*Task brief*: Copy out each line that mentions the word "text".

*Record set*:
=======

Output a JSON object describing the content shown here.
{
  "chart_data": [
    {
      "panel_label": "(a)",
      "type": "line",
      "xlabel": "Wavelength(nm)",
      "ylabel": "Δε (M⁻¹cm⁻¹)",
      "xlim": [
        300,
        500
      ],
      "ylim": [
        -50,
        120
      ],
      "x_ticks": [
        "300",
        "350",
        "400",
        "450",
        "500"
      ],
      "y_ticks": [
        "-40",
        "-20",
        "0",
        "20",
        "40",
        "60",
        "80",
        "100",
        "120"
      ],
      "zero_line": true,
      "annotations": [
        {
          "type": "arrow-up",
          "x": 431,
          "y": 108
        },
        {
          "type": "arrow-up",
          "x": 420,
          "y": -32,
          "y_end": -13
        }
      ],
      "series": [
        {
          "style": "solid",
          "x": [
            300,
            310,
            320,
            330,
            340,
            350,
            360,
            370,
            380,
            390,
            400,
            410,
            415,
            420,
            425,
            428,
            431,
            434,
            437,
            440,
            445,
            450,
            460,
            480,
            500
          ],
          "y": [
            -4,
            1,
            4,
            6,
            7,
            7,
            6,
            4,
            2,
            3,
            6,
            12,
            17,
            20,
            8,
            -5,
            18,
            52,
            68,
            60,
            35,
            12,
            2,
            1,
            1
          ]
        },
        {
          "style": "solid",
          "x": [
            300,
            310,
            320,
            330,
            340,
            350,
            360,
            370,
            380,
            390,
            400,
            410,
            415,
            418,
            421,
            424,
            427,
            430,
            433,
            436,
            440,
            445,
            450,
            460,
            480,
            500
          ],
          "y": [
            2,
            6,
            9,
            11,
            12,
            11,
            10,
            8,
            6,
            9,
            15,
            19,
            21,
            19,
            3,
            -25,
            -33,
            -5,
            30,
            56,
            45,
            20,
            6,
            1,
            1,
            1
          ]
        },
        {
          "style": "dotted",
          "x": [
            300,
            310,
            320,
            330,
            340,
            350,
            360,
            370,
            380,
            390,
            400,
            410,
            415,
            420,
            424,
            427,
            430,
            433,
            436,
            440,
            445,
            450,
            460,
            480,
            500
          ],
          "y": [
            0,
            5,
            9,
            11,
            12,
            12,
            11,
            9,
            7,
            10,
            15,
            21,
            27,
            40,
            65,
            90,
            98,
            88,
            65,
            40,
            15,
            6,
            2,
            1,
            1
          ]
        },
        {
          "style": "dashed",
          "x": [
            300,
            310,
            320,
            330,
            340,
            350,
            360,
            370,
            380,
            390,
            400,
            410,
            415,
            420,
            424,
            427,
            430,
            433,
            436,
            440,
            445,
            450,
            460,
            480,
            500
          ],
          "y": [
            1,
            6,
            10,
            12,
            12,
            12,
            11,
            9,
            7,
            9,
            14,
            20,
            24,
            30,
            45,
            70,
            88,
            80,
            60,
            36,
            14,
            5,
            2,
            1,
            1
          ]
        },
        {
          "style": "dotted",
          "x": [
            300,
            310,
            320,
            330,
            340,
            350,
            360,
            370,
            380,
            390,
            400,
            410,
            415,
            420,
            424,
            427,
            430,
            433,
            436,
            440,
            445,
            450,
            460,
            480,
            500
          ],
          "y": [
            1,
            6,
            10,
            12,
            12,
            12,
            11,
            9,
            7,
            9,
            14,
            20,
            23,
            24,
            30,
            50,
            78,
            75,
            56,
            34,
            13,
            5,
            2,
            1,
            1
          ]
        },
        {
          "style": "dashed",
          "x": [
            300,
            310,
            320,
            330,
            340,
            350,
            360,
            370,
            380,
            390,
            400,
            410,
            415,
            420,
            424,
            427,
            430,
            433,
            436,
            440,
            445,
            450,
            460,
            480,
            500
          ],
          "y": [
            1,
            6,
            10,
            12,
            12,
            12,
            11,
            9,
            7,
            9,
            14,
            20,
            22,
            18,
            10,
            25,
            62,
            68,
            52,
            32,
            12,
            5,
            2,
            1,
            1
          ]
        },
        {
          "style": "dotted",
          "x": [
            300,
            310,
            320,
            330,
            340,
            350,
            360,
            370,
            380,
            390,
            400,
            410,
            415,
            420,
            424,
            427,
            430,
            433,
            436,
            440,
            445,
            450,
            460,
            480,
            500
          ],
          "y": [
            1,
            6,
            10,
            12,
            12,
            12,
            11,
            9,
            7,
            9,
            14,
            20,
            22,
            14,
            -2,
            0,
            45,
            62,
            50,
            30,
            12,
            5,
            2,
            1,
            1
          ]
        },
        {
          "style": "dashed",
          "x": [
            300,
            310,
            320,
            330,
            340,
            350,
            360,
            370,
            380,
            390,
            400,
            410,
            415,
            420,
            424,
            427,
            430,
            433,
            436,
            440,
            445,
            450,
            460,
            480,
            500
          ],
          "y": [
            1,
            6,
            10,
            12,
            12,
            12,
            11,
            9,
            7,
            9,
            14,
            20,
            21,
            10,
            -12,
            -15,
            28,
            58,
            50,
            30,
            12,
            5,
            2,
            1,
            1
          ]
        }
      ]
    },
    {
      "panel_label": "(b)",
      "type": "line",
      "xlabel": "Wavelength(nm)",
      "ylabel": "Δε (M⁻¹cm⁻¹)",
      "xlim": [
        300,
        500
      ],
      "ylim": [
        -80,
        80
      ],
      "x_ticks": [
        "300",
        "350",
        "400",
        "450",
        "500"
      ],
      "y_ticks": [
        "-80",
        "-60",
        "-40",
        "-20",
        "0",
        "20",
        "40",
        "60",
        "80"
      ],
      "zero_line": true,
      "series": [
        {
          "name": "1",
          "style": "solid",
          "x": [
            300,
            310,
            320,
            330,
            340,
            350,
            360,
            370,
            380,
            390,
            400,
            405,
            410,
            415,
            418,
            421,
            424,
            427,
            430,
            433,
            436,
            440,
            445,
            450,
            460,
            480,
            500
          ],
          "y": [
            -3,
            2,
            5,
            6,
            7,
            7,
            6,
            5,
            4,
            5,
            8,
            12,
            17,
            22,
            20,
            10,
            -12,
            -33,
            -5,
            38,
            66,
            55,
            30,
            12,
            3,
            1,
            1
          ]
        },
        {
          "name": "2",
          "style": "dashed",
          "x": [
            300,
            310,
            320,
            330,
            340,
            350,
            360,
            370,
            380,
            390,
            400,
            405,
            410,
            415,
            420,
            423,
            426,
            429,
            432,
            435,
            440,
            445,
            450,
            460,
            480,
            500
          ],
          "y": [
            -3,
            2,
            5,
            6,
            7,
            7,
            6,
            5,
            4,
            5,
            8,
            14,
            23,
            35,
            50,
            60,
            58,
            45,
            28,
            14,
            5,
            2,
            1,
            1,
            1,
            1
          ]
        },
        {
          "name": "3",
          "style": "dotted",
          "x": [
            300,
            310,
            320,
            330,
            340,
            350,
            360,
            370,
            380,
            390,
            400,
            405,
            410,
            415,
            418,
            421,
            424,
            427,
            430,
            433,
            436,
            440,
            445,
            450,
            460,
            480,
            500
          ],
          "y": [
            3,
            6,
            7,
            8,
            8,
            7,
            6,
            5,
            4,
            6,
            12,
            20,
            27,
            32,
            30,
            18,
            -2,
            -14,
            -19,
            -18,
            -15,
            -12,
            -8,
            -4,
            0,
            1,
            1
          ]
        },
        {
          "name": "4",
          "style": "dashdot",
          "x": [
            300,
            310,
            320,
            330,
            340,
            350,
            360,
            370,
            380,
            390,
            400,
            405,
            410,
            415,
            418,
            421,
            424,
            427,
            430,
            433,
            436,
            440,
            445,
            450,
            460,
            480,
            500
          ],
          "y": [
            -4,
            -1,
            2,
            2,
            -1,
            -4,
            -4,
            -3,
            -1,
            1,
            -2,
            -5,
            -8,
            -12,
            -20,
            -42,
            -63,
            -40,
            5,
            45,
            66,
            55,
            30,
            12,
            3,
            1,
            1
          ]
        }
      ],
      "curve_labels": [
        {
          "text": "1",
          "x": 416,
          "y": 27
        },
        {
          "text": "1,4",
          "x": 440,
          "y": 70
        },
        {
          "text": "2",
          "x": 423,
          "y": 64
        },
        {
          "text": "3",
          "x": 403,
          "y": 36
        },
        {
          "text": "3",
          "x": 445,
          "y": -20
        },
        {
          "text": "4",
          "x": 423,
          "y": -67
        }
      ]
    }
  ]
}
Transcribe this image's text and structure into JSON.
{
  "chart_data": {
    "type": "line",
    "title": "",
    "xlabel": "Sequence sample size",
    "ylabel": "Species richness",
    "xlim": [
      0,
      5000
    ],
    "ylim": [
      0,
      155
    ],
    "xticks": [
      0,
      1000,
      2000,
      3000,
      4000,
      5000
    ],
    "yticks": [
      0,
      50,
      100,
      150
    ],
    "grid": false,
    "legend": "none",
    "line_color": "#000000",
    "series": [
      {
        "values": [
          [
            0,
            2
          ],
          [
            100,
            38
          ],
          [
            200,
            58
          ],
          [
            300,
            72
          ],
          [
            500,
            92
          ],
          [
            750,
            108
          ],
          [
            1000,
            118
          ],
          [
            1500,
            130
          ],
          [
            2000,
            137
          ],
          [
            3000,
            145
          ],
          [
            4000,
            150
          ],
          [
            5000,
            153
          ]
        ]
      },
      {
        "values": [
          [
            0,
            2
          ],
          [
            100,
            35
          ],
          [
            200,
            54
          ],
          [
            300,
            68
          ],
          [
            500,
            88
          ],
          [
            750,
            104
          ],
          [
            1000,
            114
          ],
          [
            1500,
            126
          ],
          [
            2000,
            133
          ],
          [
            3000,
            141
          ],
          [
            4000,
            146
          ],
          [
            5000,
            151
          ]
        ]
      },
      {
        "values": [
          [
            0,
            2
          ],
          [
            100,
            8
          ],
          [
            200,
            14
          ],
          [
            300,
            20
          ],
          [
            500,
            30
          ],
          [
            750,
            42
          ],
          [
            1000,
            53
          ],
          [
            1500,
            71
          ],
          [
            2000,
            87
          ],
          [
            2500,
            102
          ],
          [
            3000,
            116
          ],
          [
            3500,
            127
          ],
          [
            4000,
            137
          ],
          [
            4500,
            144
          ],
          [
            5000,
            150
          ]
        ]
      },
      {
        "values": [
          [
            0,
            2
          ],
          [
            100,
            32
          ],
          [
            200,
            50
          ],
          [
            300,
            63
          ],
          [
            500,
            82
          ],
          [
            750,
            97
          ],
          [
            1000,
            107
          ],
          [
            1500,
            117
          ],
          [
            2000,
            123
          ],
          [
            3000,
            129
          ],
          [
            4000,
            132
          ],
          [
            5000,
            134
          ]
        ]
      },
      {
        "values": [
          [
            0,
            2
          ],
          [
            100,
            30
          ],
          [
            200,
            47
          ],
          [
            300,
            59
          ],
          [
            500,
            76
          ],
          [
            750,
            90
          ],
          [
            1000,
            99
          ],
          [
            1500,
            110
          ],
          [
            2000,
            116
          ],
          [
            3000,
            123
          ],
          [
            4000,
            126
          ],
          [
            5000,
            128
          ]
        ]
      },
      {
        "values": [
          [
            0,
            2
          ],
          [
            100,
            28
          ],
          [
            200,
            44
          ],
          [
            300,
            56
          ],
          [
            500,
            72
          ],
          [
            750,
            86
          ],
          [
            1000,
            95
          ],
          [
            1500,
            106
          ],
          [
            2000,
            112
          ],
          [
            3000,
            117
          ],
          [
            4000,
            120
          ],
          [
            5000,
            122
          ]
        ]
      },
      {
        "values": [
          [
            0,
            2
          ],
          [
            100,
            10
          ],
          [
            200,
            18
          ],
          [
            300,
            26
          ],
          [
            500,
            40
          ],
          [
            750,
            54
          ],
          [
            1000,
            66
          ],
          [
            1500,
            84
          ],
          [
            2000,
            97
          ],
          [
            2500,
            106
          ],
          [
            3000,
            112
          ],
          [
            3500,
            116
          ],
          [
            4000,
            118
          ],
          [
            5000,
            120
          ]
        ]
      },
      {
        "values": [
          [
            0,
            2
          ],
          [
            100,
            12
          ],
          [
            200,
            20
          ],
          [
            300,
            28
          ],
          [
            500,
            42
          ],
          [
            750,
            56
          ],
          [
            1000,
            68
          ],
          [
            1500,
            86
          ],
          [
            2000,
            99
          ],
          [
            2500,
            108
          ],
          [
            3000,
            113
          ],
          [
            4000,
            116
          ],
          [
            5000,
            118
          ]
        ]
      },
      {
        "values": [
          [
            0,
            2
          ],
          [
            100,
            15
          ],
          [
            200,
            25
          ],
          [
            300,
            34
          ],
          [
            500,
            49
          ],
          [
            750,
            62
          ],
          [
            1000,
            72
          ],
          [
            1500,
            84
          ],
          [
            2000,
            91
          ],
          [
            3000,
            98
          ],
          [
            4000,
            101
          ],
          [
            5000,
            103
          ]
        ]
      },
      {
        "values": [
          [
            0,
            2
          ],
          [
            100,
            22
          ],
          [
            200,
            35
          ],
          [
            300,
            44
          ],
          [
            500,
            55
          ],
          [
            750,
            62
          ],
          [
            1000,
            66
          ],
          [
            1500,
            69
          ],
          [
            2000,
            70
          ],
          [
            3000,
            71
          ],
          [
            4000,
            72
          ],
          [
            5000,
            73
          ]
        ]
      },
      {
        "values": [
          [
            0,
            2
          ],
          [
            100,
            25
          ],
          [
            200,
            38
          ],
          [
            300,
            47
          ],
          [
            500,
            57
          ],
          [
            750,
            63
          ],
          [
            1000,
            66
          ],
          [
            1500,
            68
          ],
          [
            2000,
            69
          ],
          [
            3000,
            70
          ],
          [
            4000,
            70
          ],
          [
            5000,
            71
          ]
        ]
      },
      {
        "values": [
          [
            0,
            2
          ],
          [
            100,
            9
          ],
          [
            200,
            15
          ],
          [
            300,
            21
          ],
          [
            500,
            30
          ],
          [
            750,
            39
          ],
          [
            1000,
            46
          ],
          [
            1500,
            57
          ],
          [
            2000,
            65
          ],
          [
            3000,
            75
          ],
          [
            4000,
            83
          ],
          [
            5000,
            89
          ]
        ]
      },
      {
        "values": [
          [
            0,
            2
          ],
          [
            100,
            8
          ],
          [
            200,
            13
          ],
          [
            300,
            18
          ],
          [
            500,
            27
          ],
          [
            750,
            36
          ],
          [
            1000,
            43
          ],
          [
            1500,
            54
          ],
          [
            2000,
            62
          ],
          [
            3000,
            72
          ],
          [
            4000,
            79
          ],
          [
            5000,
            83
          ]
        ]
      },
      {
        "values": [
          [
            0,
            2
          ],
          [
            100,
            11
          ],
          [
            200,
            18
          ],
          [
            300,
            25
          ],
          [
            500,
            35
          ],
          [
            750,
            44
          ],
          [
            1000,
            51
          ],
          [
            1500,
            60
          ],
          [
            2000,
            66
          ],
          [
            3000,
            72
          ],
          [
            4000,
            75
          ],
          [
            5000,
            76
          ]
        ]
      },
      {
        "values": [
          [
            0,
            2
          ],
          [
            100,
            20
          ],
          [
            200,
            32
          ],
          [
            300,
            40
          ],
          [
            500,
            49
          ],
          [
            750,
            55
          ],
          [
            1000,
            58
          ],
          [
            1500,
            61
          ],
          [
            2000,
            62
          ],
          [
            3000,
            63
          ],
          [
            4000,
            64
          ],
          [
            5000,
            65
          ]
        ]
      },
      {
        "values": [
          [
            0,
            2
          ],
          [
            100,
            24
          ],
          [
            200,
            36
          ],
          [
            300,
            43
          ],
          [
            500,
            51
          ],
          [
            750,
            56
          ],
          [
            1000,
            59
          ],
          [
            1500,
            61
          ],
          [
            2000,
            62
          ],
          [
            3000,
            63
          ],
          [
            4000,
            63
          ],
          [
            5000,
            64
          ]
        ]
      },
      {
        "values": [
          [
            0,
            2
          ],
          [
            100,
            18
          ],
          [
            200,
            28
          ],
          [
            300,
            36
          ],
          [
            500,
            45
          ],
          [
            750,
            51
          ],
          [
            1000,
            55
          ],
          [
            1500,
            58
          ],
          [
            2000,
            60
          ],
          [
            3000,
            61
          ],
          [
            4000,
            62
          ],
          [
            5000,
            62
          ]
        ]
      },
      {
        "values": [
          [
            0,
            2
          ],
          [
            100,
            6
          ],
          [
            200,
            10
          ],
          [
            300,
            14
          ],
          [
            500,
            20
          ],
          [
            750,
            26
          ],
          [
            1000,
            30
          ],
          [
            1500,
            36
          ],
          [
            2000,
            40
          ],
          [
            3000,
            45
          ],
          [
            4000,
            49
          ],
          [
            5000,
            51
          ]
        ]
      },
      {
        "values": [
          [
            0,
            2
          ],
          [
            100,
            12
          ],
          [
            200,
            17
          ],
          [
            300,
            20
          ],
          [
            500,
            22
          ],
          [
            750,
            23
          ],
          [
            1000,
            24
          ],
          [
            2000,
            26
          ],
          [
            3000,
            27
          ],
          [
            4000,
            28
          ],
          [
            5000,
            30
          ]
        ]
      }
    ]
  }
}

=======

*Exercise answer*:
          "text": "1",
          "text": "1,4",
          "text": "2",
          "text": "3",
          "text": "3",
          "text": "4",
Transcribe this image's text and structure into JSON.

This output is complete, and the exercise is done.